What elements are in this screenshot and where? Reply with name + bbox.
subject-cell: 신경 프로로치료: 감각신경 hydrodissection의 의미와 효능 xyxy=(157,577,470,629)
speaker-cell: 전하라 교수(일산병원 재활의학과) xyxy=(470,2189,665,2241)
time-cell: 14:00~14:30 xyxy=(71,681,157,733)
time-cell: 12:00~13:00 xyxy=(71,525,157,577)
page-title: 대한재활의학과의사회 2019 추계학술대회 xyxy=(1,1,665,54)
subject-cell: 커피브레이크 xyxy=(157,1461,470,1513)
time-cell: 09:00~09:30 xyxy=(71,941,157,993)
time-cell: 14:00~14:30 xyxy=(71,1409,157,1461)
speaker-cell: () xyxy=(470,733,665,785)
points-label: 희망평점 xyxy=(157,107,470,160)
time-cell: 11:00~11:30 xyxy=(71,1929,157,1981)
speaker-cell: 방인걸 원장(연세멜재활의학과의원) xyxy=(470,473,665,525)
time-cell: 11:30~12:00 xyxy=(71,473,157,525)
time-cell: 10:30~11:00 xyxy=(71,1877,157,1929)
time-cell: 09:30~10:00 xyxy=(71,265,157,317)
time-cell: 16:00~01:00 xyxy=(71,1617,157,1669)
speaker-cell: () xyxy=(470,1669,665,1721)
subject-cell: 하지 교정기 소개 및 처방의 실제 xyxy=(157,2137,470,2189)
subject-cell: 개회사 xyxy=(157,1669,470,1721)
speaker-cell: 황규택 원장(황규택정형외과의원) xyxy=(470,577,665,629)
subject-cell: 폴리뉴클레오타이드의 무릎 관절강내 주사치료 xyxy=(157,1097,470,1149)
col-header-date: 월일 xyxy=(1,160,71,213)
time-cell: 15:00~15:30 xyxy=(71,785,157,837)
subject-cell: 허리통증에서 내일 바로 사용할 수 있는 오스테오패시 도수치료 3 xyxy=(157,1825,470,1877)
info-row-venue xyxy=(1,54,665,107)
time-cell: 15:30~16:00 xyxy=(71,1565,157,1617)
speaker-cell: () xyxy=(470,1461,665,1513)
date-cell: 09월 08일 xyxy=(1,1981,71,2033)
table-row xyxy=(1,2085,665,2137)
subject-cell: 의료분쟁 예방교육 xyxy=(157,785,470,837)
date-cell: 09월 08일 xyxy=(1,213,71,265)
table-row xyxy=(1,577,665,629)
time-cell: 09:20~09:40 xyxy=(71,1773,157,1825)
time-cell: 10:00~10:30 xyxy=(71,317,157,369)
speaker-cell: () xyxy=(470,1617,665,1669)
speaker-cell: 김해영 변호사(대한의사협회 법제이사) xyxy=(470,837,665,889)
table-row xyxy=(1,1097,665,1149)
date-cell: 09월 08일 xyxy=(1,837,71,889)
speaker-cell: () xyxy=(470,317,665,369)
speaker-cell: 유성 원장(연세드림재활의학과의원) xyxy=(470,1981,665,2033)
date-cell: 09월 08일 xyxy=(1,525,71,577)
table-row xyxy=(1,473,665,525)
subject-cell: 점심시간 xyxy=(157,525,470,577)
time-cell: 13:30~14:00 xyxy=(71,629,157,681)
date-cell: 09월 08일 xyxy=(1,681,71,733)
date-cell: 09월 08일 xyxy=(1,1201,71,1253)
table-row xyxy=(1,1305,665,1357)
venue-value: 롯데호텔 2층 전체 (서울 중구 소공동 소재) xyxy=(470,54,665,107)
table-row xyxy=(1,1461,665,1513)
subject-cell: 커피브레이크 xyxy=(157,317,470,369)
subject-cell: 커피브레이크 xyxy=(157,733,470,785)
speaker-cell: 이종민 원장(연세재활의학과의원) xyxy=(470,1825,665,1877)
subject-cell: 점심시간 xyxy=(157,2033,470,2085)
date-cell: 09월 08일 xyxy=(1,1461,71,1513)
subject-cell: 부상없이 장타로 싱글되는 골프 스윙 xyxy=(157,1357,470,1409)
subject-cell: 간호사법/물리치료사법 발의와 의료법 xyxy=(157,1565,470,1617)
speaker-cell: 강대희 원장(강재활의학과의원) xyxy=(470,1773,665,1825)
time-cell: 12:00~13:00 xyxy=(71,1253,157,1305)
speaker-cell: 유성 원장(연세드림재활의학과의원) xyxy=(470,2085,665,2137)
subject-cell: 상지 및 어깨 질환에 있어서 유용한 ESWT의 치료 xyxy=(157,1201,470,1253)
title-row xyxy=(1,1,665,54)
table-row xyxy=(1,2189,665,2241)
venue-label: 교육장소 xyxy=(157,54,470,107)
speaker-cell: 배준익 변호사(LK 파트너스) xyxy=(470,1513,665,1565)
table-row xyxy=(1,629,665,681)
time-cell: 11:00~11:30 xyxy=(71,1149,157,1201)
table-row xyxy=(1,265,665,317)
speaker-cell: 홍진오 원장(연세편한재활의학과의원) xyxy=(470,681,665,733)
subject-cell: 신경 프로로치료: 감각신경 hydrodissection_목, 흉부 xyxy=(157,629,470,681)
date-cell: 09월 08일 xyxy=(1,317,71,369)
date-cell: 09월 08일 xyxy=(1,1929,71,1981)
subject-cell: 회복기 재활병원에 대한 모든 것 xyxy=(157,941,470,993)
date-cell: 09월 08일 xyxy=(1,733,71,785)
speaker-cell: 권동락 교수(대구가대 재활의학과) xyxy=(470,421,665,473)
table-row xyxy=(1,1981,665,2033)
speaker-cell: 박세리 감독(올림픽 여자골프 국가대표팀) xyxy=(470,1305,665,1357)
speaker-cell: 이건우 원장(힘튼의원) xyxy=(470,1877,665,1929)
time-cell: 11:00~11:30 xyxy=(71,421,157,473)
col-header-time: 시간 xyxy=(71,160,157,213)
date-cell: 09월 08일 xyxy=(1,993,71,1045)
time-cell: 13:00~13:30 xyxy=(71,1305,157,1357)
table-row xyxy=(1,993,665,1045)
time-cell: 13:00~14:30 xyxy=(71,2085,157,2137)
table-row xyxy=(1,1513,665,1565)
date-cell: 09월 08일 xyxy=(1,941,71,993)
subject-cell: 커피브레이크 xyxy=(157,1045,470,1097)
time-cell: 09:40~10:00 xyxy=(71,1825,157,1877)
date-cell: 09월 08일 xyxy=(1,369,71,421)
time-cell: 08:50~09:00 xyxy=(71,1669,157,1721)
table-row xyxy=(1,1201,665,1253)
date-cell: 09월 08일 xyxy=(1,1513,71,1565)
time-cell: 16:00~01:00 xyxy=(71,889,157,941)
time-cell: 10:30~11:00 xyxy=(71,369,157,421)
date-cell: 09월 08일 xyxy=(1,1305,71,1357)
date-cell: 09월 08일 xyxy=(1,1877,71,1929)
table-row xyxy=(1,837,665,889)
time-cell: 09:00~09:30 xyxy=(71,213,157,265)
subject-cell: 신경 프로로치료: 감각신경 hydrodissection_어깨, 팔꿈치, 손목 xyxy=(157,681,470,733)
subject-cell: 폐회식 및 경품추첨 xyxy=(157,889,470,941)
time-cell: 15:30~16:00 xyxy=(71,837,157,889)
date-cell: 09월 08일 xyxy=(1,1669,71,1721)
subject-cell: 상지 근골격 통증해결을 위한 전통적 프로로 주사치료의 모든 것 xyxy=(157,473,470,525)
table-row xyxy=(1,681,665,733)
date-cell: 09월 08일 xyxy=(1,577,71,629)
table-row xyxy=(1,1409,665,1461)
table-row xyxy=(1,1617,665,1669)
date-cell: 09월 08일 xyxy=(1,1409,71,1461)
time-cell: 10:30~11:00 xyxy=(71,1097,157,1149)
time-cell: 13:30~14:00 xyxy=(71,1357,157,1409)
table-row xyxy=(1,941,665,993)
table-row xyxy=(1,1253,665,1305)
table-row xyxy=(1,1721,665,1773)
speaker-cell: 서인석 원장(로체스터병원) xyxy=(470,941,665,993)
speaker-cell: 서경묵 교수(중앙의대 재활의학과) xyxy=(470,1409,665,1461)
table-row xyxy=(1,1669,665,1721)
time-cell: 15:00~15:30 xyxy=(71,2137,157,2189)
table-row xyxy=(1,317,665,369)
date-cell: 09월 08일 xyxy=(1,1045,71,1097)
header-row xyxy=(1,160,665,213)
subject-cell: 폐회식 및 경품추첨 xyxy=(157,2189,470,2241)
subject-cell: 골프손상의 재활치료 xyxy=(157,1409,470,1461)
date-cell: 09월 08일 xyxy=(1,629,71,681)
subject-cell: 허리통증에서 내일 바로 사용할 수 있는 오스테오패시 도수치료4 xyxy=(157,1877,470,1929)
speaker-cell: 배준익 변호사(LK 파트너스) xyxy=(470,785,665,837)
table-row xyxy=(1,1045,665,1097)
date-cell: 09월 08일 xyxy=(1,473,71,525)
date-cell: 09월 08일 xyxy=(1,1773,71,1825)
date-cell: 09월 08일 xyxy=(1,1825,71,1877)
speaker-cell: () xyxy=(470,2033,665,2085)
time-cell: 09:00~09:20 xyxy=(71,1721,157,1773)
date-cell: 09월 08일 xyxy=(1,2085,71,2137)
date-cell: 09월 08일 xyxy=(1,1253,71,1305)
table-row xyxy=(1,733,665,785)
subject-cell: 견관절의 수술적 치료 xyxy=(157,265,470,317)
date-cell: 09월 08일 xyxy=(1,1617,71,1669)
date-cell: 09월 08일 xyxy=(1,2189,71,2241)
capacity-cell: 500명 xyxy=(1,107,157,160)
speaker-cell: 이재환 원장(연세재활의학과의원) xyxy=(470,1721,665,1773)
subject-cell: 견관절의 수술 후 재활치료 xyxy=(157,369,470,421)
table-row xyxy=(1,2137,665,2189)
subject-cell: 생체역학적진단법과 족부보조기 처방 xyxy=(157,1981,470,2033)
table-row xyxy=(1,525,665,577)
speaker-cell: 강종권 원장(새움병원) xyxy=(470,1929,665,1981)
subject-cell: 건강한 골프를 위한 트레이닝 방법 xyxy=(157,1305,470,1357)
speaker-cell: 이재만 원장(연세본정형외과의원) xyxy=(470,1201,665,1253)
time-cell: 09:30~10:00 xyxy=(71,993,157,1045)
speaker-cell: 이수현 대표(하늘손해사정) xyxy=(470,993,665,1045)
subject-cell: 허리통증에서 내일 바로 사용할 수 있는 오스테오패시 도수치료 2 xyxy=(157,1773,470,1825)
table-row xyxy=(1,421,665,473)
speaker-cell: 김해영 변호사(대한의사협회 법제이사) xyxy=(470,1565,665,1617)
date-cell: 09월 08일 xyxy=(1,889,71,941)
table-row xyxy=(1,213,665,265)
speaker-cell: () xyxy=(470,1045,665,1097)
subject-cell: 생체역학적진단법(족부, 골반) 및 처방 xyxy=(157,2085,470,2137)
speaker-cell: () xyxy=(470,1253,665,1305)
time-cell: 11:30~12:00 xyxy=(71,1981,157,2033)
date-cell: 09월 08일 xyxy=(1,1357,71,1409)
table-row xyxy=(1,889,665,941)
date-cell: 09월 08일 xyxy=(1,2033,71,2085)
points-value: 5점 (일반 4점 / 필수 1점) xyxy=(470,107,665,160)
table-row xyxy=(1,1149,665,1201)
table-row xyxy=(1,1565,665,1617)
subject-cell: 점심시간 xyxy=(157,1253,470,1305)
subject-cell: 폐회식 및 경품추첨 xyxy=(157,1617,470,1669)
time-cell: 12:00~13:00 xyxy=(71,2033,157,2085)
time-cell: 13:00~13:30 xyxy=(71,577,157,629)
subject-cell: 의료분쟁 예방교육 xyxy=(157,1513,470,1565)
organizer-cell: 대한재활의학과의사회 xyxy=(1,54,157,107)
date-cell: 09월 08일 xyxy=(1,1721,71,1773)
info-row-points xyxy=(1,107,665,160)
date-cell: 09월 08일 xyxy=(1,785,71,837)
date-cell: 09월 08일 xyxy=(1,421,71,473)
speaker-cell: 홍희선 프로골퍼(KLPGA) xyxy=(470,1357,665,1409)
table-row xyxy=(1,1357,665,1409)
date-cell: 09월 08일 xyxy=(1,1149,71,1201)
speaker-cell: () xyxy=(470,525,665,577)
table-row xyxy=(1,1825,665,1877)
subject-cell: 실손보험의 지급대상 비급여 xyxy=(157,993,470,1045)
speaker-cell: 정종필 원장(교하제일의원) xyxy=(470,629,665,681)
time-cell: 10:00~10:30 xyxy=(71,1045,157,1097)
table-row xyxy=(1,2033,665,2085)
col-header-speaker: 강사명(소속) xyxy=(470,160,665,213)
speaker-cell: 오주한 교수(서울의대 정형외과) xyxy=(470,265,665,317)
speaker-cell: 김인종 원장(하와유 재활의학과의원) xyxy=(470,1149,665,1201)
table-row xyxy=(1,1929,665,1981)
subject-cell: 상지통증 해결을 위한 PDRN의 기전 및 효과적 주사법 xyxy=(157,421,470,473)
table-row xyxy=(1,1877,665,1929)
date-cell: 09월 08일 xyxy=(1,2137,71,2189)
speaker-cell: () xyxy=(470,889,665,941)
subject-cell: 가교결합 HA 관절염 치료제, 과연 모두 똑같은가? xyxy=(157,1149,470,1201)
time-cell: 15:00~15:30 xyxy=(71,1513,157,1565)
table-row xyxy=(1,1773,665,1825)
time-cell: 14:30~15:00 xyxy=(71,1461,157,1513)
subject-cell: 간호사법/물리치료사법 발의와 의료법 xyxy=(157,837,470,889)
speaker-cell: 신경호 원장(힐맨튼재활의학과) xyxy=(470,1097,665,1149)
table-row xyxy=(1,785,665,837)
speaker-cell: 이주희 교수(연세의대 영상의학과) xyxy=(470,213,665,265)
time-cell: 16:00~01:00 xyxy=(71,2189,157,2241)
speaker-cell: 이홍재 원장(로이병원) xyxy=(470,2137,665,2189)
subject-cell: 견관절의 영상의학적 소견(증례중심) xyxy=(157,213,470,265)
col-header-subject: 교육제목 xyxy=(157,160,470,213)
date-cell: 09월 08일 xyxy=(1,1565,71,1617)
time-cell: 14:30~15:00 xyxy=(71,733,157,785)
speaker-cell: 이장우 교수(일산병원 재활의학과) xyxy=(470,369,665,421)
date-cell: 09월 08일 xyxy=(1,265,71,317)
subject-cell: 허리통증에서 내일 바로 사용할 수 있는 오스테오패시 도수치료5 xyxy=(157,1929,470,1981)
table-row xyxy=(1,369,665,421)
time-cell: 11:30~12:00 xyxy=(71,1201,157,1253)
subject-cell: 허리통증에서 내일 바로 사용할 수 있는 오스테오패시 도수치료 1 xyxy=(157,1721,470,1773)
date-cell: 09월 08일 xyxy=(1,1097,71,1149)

> _SET TASK_
Report each line of the items above that contains the string "법제이사", copying every such line in full.

> _RESPONSE TO THIS EXERCISE_
speaker-cell: 김해영 변호사(대한의사협회 법제이사) xyxy=(470,837,665,889)
speaker-cell: 김해영 변호사(대한의사협회 법제이사) xyxy=(470,1565,665,1617)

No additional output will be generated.